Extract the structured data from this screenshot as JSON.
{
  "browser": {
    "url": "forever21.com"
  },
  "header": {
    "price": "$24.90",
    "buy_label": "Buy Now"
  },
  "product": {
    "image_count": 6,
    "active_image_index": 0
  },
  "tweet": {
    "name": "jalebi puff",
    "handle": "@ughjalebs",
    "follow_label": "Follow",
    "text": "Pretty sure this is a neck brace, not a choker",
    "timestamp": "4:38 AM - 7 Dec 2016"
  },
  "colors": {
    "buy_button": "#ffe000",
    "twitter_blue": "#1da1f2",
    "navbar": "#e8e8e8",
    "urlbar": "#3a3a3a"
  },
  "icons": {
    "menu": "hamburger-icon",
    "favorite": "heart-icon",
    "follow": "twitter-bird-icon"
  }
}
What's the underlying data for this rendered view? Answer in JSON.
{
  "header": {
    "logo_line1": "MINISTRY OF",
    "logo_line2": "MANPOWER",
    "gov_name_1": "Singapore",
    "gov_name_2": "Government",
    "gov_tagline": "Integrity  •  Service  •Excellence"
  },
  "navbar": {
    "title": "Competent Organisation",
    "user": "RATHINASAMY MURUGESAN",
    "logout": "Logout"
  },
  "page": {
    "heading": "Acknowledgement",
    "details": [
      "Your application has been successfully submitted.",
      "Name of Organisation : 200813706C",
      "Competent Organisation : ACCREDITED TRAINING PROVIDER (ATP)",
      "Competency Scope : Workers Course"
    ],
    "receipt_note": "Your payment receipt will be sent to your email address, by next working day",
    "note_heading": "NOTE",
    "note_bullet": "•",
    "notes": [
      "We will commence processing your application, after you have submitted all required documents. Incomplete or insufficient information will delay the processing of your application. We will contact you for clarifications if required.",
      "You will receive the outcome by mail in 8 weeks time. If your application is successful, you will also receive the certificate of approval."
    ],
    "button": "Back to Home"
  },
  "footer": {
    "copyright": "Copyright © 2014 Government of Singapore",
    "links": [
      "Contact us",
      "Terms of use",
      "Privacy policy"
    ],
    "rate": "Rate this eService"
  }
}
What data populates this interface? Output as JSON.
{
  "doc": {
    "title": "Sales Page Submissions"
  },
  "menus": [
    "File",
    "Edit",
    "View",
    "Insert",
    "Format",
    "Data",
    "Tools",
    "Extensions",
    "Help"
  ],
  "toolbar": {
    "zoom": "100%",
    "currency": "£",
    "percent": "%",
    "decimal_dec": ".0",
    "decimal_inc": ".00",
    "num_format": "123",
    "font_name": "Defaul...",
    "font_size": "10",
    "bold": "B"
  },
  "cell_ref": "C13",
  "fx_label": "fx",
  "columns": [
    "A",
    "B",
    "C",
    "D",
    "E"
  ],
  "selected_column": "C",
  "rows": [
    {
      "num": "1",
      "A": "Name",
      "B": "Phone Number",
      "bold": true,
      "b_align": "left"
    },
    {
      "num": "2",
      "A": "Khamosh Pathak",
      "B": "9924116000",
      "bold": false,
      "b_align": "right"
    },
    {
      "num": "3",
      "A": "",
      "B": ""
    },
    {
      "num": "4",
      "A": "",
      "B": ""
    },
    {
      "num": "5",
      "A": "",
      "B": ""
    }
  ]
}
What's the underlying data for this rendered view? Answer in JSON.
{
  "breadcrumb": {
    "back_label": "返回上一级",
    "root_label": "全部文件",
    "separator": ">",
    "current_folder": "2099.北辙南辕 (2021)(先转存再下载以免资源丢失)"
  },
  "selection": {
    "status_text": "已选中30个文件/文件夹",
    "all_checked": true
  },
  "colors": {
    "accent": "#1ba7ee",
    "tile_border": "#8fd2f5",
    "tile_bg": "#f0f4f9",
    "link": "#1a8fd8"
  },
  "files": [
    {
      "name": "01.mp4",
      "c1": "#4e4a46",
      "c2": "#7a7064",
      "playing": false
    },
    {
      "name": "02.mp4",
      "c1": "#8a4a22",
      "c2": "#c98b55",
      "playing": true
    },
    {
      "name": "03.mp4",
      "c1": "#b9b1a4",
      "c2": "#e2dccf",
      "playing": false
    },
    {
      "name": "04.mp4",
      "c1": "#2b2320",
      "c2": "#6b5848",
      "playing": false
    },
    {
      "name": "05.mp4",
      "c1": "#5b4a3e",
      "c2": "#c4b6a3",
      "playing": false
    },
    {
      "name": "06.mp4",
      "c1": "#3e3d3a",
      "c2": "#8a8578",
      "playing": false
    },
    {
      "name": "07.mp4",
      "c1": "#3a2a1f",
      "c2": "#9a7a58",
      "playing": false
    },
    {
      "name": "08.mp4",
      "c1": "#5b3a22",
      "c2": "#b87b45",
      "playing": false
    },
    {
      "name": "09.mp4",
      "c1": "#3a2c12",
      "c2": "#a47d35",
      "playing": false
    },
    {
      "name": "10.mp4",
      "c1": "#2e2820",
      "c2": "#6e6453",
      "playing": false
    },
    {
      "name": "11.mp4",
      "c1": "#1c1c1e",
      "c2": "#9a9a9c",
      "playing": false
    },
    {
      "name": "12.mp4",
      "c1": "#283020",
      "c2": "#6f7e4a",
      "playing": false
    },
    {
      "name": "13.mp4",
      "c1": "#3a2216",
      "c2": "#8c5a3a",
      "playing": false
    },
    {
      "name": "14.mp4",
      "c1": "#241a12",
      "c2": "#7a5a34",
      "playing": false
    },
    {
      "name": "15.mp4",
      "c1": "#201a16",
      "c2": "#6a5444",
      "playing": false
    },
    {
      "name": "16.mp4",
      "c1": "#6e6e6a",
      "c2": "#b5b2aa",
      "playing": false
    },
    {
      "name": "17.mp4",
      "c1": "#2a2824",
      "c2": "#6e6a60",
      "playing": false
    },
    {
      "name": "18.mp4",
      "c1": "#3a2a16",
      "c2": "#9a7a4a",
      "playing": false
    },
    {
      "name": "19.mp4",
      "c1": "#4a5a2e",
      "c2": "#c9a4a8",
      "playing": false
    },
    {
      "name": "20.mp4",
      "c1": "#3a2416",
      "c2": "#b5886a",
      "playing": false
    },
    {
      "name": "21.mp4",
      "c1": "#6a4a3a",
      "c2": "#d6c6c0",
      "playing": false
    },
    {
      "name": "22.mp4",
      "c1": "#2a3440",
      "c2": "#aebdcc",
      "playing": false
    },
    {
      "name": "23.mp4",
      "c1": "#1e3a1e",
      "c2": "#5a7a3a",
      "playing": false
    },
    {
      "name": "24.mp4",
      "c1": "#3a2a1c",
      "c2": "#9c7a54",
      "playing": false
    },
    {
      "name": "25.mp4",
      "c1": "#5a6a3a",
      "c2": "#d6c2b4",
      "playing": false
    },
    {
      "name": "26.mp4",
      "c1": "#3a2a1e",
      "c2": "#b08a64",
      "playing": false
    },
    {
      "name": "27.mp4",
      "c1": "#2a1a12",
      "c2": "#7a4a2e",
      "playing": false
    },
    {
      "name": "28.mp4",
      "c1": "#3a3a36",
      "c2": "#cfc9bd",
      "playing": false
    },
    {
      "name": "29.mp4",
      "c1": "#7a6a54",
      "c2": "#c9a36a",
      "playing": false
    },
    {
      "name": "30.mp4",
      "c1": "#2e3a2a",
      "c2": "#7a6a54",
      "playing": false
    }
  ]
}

*-*-*

### [SHORT PROBLEM]
From the data above, extract every line in its exact form.

### [ANSWER TO THIS TASK]
Extract the structured data from this screenshot as JSON.
{
  "browser": {
    "url": "forever21.com"
  },
  "header": {
    "price": "$24.90",
    "buy_label": "Buy Now"
  },
  "product": {
    "image_count": 6,
    "active_image_index": 0
  },
  "tweet": {
    "name": "jalebi puff",
    "handle": "@ughjalebs",
    "follow_label": "Follow",
    "text": "Pretty sure this is a neck brace, not a choker",
    "timestamp": "4:38 AM - 7 Dec 2016"
  },
  "colors": {
    "buy_button": "#ffe000",
    "twitter_blue": "#1da1f2",
    "navbar": "#e8e8e8",
    "urlbar": "#3a3a3a"
  },
  "icons": {
    "menu": "hamburger-icon",
    "favorite": "heart-icon",
    "follow": "twitter-bird-icon"
  }
}
What's the underlying data for this rendered view? Answer in JSON.
{
  "header": {
    "logo_line1": "MINISTRY OF",
    "logo_line2": "MANPOWER",
    "gov_name_1": "Singapore",
    "gov_name_2": "Government",
    "gov_tagline": "Integrity  •  Service  •Excellence"
  },
  "navbar": {
    "title": "Competent Organisation",
    "user": "RATHINASAMY MURUGESAN",
    "logout": "Logout"
  },
  "page": {
    "heading": "Acknowledgement",
    "details": [
      "Your application has been successfully submitted.",
      "Name of Organisation : 200813706C",
      "Competent Organisation : ACCREDITED TRAINING PROVIDER (ATP)",
      "Competency Scope : Workers Course"
    ],
    "receipt_note": "Your payment receipt will be sent to your email address, by next working day",
    "note_heading": "NOTE",
    "note_bullet": "•",
    "notes": [
      "We will commence processing your application, after you have submitted all required documents. Incomplete or insufficient information will delay the processing of your application. We will contact you for clarifications if required.",
      "You will receive the outcome by mail in 8 weeks time. If your application is successful, you will also receive the certificate of approval."
    ],
    "button": "Back to Home"
  },
  "footer": {
    "copyright": "Copyright © 2014 Government of Singapore",
    "links": [
      "Contact us",
      "Terms of use",
      "Privacy policy"
    ],
    "rate": "Rate this eService"
  }
}
What data populates this interface? Output as JSON.
{
  "doc": {
    "title": "Sales Page Submissions"
  },
  "menus": [
    "File",
    "Edit",
    "View",
    "Insert",
    "Format",
    "Data",
    "Tools",
    "Extensions",
    "Help"
  ],
  "toolbar": {
    "zoom": "100%",
    "currency": "£",
    "percent": "%",
    "decimal_dec": ".0",
    "decimal_inc": ".00",
    "num_format": "123",
    "font_name": "Defaul...",
    "font_size": "10",
    "bold": "B"
  },
  "cell_ref": "C13",
  "fx_label": "fx",
  "columns": [
    "A",
    "B",
    "C",
    "D",
    "E"
  ],
  "selected_column": "C",
  "rows": [
    {
      "num": "1",
      "A": "Name",
      "B": "Phone Number",
      "bold": true,
      "b_align": "left"
    },
    {
      "num": "2",
      "A": "Khamosh Pathak",
      "B": "9924116000",
      "bold": false,
      "b_align": "right"
    },
    {
      "num": "3",
      "A": "",
      "B": ""
    },
    {
      "num": "4",
      "A": "",
      "B": ""
    },
    {
      "num": "5",
      "A": "",
      "B": ""
    }
  ]
}
What's the underlying data for this rendered view? Answer in JSON.
{
  "breadcrumb": {
    "back_label": "返回上一级",
    "root_label": "全部文件",
    "separator": ">",
    "current_folder": "2099.北辙南辕 (2021)(先转存再下载以免资源丢失)"
  },
  "selection": {
    "status_text": "已选中30个文件/文件夹",
    "all_checked": true
  },
  "colors": {
    "accent": "#1ba7ee",
    "tile_border": "#8fd2f5",
    "tile_bg": "#f0f4f9",
    "link": "#1a8fd8"
  },
  "files": [
    {
      "name": "01.mp4",
      "c1": "#4e4a46",
      "c2": "#7a7064",
      "playing": false
    },
    {
      "name": "02.mp4",
      "c1": "#8a4a22",
      "c2": "#c98b55",
      "playing": true
    },
    {
      "name": "03.mp4",
      "c1": "#b9b1a4",
      "c2": "#e2dccf",
      "playing": false
    },
    {
      "name": "04.mp4",
      "c1": "#2b2320",
      "c2": "#6b5848",
      "playing": false
    },
    {
      "name": "05.mp4",
      "c1": "#5b4a3e",
      "c2": "#c4b6a3",
      "playing": false
    },
    {
      "name": "06.mp4",
      "c1": "#3e3d3a",
      "c2": "#8a8578",
      "playing": false
    },
    {
      "name": "07.mp4",
      "c1": "#3a2a1f",
      "c2": "#9a7a58",
      "playing": false
    },
    {
      "name": "08.mp4",
      "c1": "#5b3a22",
      "c2": "#b87b45",
      "playing": false
    },
    {
      "name": "09.mp4",
      "c1": "#3a2c12",
      "c2": "#a47d35",
      "playing": false
    },
    {
      "name": "10.mp4",
      "c1": "#2e2820",
      "c2": "#6e6453",
      "playing": false
    },
    {
      "name": "11.mp4",
      "c1": "#1c1c1e",
      "c2": "#9a9a9c",
      "playing": false
    },
    {
      "name": "12.mp4",
      "c1": "#283020",
      "c2": "#6f7e4a",
      "playing": false
    },
    {
      "name": "13.mp4",
      "c1": "#3a2216",
      "c2": "#8c5a3a",
      "playing": false
    },
    {
      "name": "14.mp4",
      "c1": "#241a12",
      "c2": "#7a5a34",
      "playing": false
    },
    {
      "name": "15.mp4",
      "c1": "#201a16",
      "c2": "#6a5444",
      "playing": false
    },
    {
      "name": "16.mp4",
      "c1": "#6e6e6a",
      "c2": "#b5b2aa",
      "playing": false
    },
    {
      "name": "17.mp4",
      "c1": "#2a2824",
      "c2": "#6e6a60",
      "playing": false
    },
    {
      "name": "18.mp4",
      "c1": "#3a2a16",
      "c2": "#9a7a4a",
      "playing": false
    },
    {
      "name": "19.mp4",
      "c1": "#4a5a2e",
      "c2": "#c9a4a8",
      "playing": false
    },
    {
      "name": "20.mp4",
      "c1": "#3a2416",
      "c2": "#b5886a",
      "playing": false
    },
    {
      "name": "21.mp4",
      "c1": "#6a4a3a",
      "c2": "#d6c6c0",
      "playing": false
    },
    {
      "name": "22.mp4",
      "c1": "#2a3440",
      "c2": "#aebdcc",
      "playing": false
    },
    {
      "name": "23.mp4",
      "c1": "#1e3a1e",
      "c2": "#5a7a3a",
      "playing": false
    },
    {
      "name": "24.mp4",
      "c1": "#3a2a1c",
      "c2": "#9c7a54",
      "playing": false
    },
    {
      "name": "25.mp4",
      "c1": "#5a6a3a",
      "c2": "#d6c2b4",
      "playing": false
    },
    {
      "name": "26.mp4",
      "c1": "#3a2a1e",
      "c2": "#b08a64",
      "playing": false
    },
    {
      "name": "27.mp4",
      "c1": "#2a1a12",
      "c2": "#7a4a2e",
      "playing": false
    },
    {
      "name": "28.mp4",
      "c1": "#3a3a36",
      "c2": "#cfc9bd",
      "playing": false
    },
    {
      "name": "29.mp4",
      "c1": "#7a6a54",
      "c2": "#c9a36a",
      "playing": false
    },
    {
      "name": "30.mp4",
      "c1": "#2e3a2a",
      "c2": "#7a6a54",
      "playing": false
    }
  ]
}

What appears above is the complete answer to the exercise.